===== THE INPUT =====
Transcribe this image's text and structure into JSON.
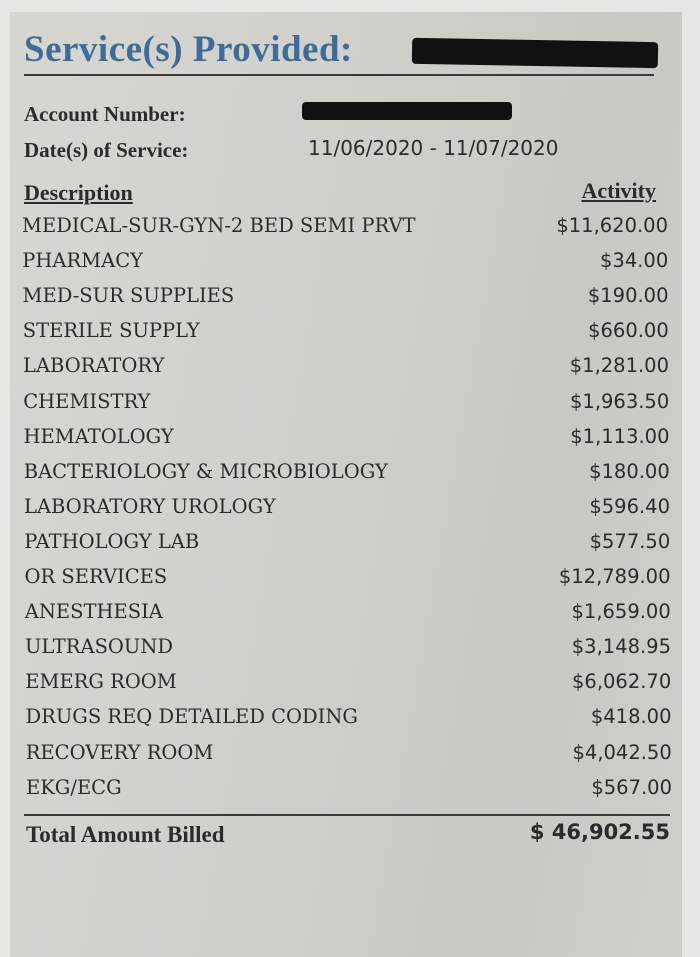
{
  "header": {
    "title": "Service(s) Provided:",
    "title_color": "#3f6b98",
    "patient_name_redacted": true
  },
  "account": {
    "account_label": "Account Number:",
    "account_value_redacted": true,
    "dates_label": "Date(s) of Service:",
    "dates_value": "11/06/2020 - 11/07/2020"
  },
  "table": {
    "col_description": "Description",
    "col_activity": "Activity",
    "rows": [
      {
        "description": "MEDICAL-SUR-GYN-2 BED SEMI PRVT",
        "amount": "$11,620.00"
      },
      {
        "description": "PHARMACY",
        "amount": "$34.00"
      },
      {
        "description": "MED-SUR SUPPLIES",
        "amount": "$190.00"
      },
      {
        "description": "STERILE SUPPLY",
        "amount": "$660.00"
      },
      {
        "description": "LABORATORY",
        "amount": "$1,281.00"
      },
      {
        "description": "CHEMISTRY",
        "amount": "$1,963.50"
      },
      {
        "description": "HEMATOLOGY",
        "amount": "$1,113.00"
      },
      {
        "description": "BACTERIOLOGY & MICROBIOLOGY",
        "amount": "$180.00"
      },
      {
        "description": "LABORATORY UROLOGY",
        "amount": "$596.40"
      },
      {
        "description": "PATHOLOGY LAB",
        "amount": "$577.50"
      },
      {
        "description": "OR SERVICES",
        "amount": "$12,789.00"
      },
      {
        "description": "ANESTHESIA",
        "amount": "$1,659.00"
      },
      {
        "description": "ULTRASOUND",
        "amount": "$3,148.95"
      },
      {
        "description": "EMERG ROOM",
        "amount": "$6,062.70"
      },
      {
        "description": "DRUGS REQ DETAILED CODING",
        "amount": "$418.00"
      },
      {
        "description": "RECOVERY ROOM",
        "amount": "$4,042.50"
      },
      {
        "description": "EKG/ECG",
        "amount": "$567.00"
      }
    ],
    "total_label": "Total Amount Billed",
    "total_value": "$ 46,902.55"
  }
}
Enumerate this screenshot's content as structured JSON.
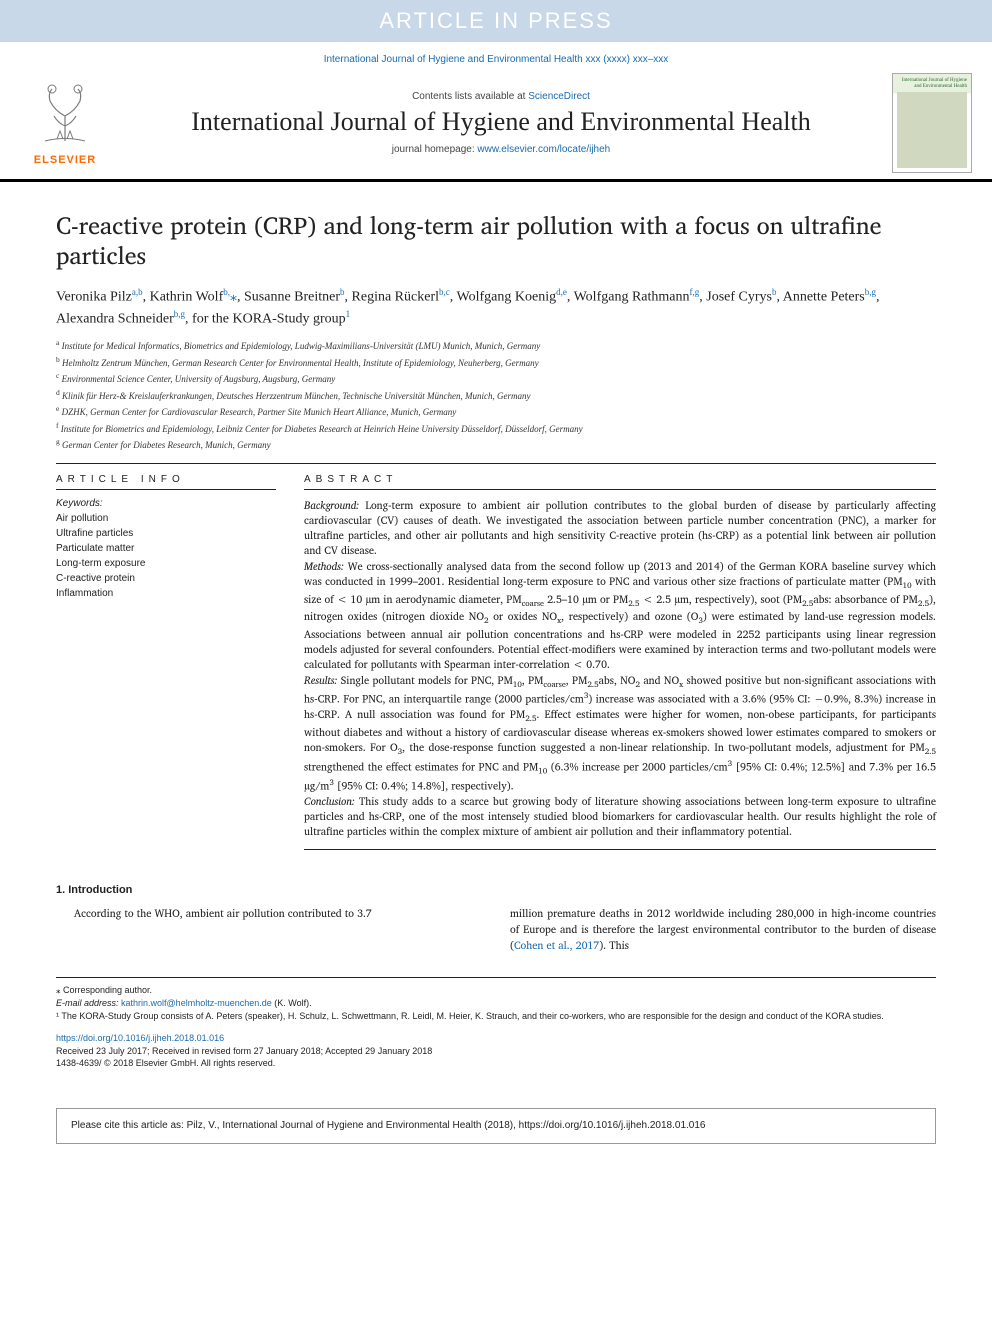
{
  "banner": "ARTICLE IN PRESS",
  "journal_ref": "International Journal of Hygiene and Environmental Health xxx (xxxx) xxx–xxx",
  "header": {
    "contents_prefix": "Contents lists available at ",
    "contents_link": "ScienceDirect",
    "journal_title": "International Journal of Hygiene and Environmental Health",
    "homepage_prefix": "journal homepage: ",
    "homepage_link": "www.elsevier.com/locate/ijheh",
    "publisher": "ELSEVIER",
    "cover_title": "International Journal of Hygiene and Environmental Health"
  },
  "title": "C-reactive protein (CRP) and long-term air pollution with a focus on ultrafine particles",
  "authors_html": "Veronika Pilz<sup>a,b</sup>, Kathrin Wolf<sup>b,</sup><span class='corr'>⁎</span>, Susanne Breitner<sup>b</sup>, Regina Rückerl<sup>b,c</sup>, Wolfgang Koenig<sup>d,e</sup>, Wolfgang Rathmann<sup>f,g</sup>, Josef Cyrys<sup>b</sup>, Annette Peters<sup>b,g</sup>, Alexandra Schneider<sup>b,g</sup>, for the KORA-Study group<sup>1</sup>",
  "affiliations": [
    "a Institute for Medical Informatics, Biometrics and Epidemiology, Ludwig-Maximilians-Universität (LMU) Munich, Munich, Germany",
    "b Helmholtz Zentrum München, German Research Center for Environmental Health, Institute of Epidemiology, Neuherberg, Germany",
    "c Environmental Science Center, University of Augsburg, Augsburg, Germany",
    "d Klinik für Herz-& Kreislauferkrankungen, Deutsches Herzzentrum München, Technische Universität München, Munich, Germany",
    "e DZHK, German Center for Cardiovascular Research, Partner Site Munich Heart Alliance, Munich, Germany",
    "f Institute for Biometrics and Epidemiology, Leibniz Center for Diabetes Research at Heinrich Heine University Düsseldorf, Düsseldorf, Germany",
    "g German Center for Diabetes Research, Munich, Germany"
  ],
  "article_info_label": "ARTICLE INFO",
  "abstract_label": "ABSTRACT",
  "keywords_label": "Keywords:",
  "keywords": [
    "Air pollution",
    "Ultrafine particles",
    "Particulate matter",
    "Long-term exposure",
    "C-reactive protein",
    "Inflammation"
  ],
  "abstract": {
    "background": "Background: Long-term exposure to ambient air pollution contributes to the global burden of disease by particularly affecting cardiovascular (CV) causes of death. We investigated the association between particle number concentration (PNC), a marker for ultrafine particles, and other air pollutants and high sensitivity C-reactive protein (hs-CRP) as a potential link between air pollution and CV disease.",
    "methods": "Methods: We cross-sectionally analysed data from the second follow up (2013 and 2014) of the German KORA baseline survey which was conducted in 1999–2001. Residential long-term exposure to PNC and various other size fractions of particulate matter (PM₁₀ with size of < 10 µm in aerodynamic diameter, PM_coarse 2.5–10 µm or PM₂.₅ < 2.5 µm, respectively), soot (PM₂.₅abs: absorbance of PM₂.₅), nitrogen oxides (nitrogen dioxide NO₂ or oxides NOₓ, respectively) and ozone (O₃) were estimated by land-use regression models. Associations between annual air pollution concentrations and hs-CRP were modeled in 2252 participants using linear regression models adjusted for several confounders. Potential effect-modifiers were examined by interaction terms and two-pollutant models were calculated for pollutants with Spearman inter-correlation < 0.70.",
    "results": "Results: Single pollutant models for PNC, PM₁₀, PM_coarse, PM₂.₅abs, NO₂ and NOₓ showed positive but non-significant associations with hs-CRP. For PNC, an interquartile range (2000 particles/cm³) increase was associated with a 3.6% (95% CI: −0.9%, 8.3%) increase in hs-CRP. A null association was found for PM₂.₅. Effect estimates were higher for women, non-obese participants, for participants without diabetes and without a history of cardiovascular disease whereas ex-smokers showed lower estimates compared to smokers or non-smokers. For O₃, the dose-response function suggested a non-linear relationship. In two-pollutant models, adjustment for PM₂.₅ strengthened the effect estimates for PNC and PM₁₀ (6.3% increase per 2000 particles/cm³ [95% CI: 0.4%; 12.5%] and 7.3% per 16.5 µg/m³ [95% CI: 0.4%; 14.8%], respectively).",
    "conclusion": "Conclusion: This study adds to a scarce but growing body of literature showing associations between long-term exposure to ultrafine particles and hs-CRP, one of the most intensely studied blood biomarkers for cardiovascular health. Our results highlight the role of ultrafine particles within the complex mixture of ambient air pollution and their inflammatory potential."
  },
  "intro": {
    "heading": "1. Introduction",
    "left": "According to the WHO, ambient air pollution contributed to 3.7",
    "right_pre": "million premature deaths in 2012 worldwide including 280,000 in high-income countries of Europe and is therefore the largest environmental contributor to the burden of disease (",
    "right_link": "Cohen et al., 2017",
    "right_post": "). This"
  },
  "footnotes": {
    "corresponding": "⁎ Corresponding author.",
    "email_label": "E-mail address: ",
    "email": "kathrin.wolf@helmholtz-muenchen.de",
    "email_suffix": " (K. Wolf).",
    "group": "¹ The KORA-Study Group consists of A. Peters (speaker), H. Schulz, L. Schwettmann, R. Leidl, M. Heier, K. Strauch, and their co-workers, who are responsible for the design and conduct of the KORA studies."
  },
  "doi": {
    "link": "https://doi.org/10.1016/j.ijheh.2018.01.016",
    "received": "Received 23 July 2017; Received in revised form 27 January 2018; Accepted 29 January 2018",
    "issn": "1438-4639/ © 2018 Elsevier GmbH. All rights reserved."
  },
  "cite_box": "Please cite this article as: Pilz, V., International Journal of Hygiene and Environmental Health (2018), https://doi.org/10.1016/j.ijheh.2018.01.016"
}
=====
# [WHAT IS REQUIRED]
I'd like the material duplicated exactly, without its pictures.

# [FINISHED EXERCISE]
Transcribe this image's text and structure into JSON.
{
  "header": {
    "title": "Service(s) Provided:",
    "title_color": "#3f6b98",
    "patient_name_redacted": true
  },
  "account": {
    "account_label": "Account Number:",
    "account_value_redacted": true,
    "dates_label": "Date(s) of Service:",
    "dates_value": "11/06/2020 - 11/07/2020"
  },
  "table": {
    "col_description": "Description",
    "col_activity": "Activity",
    "rows": [
      {
        "description": "MEDICAL-SUR-GYN-2 BED SEMI PRVT",
        "amount": "$11,620.00"
      },
      {
        "description": "PHARMACY",
        "amount": "$34.00"
      },
      {
        "description": "MED-SUR SUPPLIES",
        "amount": "$190.00"
      },
      {
        "description": "STERILE SUPPLY",
        "amount": "$660.00"
      },
      {
        "description": "LABORATORY",
        "amount": "$1,281.00"
      },
      {
        "description": "CHEMISTRY",
        "amount": "$1,963.50"
      },
      {
        "description": "HEMATOLOGY",
        "amount": "$1,113.00"
      },
      {
        "description": "BACTERIOLOGY & MICROBIOLOGY",
        "amount": "$180.00"
      },
      {
        "description": "LABORATORY UROLOGY",
        "amount": "$596.40"
      },
      {
        "description": "PATHOLOGY LAB",
        "amount": "$577.50"
      },
      {
        "description": "OR SERVICES",
        "amount": "$12,789.00"
      },
      {
        "description": "ANESTHESIA",
        "amount": "$1,659.00"
      },
      {
        "description": "ULTRASOUND",
        "amount": "$3,148.95"
      },
      {
        "description": "EMERG ROOM",
        "amount": "$6,062.70"
      },
      {
        "description": "DRUGS REQ DETAILED CODING",
        "amount": "$418.00"
      },
      {
        "description": "RECOVERY ROOM",
        "amount": "$4,042.50"
      },
      {
        "description": "EKG/ECG",
        "amount": "$567.00"
      }
    ],
    "total_label": "Total Amount Billed",
    "total_value": "$ 46,902.55"
  }
}
Enumerate this screenshot's content as structured JSON.
{
  "banner": "ARTICLE IN PRESS",
  "journal_ref": "International Journal of Hygiene and Environmental Health xxx (xxxx) xxx–xxx",
  "header": {
    "contents_prefix": "Contents lists available at ",
    "contents_link": "ScienceDirect",
    "journal_title": "International Journal of Hygiene and Environmental Health",
    "homepage_prefix": "journal homepage: ",
    "homepage_link": "www.elsevier.com/locate/ijheh",
    "publisher": "ELSEVIER",
    "cover_title": "International Journal of Hygiene and Environmental Health"
  },
  "title": "C-reactive protein (CRP) and long-term air pollution with a focus on ultrafine particles",
  "authors_html": "Veronika Pilz<sup>a,b</sup>, Kathrin Wolf<sup>b,</sup><span class='corr'>⁎</span>, Susanne Breitner<sup>b</sup>, Regina Rückerl<sup>b,c</sup>, Wolfgang Koenig<sup>d,e</sup>, Wolfgang Rathmann<sup>f,g</sup>, Josef Cyrys<sup>b</sup>, Annette Peters<sup>b,g</sup>, Alexandra Schneider<sup>b,g</sup>, for the KORA-Study group<sup>1</sup>",
  "affiliations": [
    "a Institute for Medical Informatics, Biometrics and Epidemiology, Ludwig-Maximilians-Universität (LMU) Munich, Munich, Germany",
    "b Helmholtz Zentrum München, German Research Center for Environmental Health, Institute of Epidemiology, Neuherberg, Germany",
    "c Environmental Science Center, University of Augsburg, Augsburg, Germany",
    "d Klinik für Herz-& Kreislauferkrankungen, Deutsches Herzzentrum München, Technische Universität München, Munich, Germany",
    "e DZHK, German Center for Cardiovascular Research, Partner Site Munich Heart Alliance, Munich, Germany",
    "f Institute for Biometrics and Epidemiology, Leibniz Center for Diabetes Research at Heinrich Heine University Düsseldorf, Düsseldorf, Germany",
    "g German Center for Diabetes Research, Munich, Germany"
  ],
  "article_info_label": "ARTICLE INFO",
  "abstract_label": "ABSTRACT",
  "keywords_label": "Keywords:",
  "keywords": [
    "Air pollution",
    "Ultrafine particles",
    "Particulate matter",
    "Long-term exposure",
    "C-reactive protein",
    "Inflammation"
  ],
  "abstract": {
    "background": "Background: Long-term exposure to ambient air pollution contributes to the global burden of disease by particularly affecting cardiovascular (CV) causes of death. We investigated the association between particle number concentration (PNC), a marker for ultrafine particles, and other air pollutants and high sensitivity C-reactive protein (hs-CRP) as a potential link between air pollution and CV disease.",
    "methods": "Methods: We cross-sectionally analysed data from the second follow up (2013 and 2014) of the German KORA baseline survey which was conducted in 1999–2001. Residential long-term exposure to PNC and various other size fractions of particulate matter (PM₁₀ with size of < 10 µm in aerodynamic diameter, PM_coarse 2.5–10 µm or PM₂.₅ < 2.5 µm, respectively), soot (PM₂.₅abs: absorbance of PM₂.₅), nitrogen oxides (nitrogen dioxide NO₂ or oxides NOₓ, respectively) and ozone (O₃) were estimated by land-use regression models. Associations between annual air pollution concentrations and hs-CRP were modeled in 2252 participants using linear regression models adjusted for several confounders. Potential effect-modifiers were examined by interaction terms and two-pollutant models were calculated for pollutants with Spearman inter-correlation < 0.70.",
    "results": "Results: Single pollutant models for PNC, PM₁₀, PM_coarse, PM₂.₅abs, NO₂ and NOₓ showed positive but non-significant associations with hs-CRP. For PNC, an interquartile range (2000 particles/cm³) increase was associated with a 3.6% (95% CI: −0.9%, 8.3%) increase in hs-CRP. A null association was found for PM₂.₅. Effect estimates were higher for women, non-obese participants, for participants without diabetes and without a history of cardiovascular disease whereas ex-smokers showed lower estimates compared to smokers or non-smokers. For O₃, the dose-response function suggested a non-linear relationship. In two-pollutant models, adjustment for PM₂.₅ strengthened the effect estimates for PNC and PM₁₀ (6.3% increase per 2000 particles/cm³ [95% CI: 0.4%; 12.5%] and 7.3% per 16.5 µg/m³ [95% CI: 0.4%; 14.8%], respectively).",
    "conclusion": "Conclusion: This study adds to a scarce but growing body of literature showing associations between long-term exposure to ultrafine particles and hs-CRP, one of the most intensely studied blood biomarkers for cardiovascular health. Our results highlight the role of ultrafine particles within the complex mixture of ambient air pollution and their inflammatory potential."
  },
  "intro": {
    "heading": "1. Introduction",
    "left": "According to the WHO, ambient air pollution contributed to 3.7",
    "right_pre": "million premature deaths in 2012 worldwide including 280,000 in high-income countries of Europe and is therefore the largest environmental contributor to the burden of disease (",
    "right_link": "Cohen et al., 2017",
    "right_post": "). This"
  },
  "footnotes": {
    "corresponding": "⁎ Corresponding author.",
    "email_label": "E-mail address: ",
    "email": "kathrin.wolf@helmholtz-muenchen.de",
    "email_suffix": " (K. Wolf).",
    "group": "¹ The KORA-Study Group consists of A. Peters (speaker), H. Schulz, L. Schwettmann, R. Leidl, M. Heier, K. Strauch, and their co-workers, who are responsible for the design and conduct of the KORA studies."
  },
  "doi": {
    "link": "https://doi.org/10.1016/j.ijheh.2018.01.016",
    "received": "Received 23 July 2017; Received in revised form 27 January 2018; Accepted 29 January 2018",
    "issn": "1438-4639/ © 2018 Elsevier GmbH. All rights reserved."
  },
  "cite_box": "Please cite this article as: Pilz, V., International Journal of Hygiene and Environmental Health (2018), https://doi.org/10.1016/j.ijheh.2018.01.016"
}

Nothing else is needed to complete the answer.